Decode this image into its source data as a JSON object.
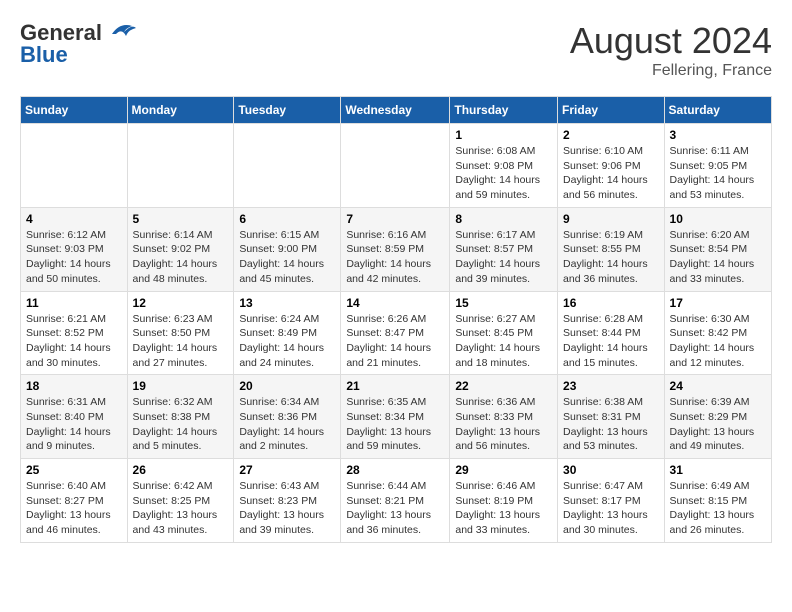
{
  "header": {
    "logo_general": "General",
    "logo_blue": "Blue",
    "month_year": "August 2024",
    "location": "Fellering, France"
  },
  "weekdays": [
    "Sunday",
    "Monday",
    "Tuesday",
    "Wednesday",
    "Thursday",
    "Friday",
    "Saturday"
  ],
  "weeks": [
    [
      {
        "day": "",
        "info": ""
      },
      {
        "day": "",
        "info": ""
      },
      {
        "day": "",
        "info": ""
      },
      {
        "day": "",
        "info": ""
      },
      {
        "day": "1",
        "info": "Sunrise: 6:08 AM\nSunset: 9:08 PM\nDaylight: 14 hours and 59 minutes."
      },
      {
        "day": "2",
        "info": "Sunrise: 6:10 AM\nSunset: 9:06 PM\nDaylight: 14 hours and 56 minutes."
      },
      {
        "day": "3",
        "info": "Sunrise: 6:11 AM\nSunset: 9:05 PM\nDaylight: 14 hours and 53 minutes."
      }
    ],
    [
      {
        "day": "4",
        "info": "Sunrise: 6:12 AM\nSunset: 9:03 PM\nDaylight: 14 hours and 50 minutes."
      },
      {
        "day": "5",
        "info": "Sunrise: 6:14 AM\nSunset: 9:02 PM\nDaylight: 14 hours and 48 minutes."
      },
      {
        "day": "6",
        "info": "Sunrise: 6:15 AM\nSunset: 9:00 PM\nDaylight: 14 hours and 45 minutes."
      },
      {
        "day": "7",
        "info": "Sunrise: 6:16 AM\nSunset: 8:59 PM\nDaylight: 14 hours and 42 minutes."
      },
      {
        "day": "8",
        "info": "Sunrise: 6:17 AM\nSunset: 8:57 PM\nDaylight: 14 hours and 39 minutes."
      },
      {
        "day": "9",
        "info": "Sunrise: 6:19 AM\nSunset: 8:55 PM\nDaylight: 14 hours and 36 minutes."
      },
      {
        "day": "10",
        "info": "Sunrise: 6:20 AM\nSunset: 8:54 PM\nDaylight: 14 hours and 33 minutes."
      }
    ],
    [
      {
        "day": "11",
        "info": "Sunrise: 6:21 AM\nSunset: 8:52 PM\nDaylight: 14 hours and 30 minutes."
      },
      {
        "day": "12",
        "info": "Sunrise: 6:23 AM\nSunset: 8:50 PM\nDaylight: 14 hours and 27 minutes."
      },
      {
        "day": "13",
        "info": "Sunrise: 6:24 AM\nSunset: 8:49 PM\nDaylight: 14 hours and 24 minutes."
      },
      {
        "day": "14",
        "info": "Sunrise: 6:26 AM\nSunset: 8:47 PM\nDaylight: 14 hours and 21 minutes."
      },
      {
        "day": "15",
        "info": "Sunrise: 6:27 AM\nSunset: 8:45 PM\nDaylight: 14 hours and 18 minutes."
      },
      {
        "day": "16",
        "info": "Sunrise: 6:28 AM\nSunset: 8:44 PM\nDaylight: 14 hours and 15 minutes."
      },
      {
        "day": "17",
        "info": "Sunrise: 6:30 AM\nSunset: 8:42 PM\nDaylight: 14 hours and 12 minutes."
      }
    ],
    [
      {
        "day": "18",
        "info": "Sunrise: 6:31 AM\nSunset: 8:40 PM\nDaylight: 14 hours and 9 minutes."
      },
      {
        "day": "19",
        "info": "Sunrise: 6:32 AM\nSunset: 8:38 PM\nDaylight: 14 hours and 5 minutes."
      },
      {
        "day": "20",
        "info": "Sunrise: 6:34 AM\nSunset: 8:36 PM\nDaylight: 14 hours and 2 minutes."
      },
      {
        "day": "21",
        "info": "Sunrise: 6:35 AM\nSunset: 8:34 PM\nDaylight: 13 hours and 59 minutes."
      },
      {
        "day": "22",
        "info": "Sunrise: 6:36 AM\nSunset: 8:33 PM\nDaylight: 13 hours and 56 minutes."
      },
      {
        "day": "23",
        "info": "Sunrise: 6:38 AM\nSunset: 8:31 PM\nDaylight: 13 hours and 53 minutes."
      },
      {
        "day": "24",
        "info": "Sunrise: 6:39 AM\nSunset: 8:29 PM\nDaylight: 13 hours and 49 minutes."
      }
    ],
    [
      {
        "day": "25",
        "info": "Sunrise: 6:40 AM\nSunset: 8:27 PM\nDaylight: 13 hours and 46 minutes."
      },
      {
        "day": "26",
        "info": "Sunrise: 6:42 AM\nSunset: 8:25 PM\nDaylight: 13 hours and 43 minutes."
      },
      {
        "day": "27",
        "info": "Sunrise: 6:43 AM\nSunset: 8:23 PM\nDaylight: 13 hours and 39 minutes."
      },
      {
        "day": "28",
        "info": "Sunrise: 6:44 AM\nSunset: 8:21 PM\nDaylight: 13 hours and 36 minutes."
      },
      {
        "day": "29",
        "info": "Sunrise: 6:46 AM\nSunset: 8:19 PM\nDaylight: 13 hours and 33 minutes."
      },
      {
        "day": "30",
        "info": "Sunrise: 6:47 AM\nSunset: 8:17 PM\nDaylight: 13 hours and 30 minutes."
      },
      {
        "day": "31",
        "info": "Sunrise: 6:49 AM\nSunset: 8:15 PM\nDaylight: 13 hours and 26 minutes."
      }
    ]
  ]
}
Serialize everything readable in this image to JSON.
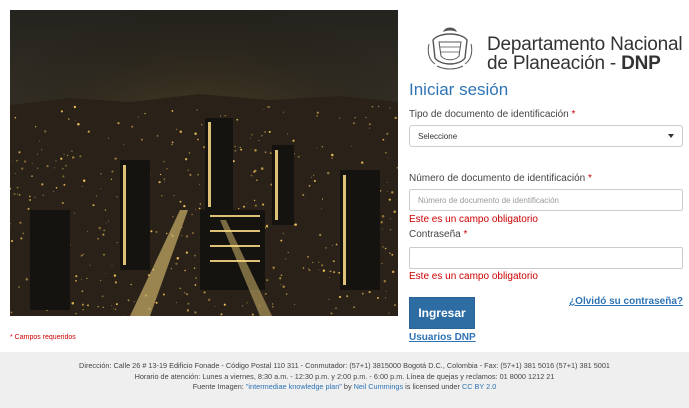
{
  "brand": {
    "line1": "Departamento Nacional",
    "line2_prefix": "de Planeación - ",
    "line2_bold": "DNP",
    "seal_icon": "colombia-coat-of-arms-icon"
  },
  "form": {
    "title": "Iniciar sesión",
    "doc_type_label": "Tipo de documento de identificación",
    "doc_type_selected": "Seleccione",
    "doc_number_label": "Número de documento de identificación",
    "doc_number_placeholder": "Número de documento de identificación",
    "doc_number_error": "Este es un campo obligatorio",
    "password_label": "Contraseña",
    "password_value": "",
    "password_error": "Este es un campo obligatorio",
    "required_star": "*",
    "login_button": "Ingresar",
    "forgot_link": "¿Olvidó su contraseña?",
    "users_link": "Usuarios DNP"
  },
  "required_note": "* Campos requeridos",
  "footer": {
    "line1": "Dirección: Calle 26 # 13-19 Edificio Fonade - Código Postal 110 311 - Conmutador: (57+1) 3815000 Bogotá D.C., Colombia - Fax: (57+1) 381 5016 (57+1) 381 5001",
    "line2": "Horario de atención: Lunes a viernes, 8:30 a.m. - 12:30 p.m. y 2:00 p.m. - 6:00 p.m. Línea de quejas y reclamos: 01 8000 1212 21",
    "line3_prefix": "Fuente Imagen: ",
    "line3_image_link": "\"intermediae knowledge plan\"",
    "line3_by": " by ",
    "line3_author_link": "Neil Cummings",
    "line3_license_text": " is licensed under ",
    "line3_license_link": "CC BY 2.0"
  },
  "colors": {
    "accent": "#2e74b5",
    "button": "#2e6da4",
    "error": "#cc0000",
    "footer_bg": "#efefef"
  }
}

==

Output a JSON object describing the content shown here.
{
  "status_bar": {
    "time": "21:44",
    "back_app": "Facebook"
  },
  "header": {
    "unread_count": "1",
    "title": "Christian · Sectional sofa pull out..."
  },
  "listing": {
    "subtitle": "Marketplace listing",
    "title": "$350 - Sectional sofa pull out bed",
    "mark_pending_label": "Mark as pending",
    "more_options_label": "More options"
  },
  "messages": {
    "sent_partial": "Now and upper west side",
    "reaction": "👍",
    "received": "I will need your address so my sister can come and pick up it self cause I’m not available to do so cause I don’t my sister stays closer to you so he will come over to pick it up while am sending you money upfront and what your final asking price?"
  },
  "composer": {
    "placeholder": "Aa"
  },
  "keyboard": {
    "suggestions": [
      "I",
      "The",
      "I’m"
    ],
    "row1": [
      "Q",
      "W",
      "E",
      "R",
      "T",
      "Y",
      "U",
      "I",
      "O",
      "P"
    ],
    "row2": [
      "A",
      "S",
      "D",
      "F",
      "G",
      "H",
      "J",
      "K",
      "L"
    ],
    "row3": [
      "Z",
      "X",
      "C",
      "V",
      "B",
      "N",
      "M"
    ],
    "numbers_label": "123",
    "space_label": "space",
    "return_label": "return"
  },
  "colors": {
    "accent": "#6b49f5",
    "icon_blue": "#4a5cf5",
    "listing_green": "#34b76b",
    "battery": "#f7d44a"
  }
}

= Exercise prompt =
Copy out each line of the data where the string "Este" appears.

= Solution to the problem =
    "doc_number_error": "Este es un campo obligatorio",
    "password_error": "Este es un campo obligatorio",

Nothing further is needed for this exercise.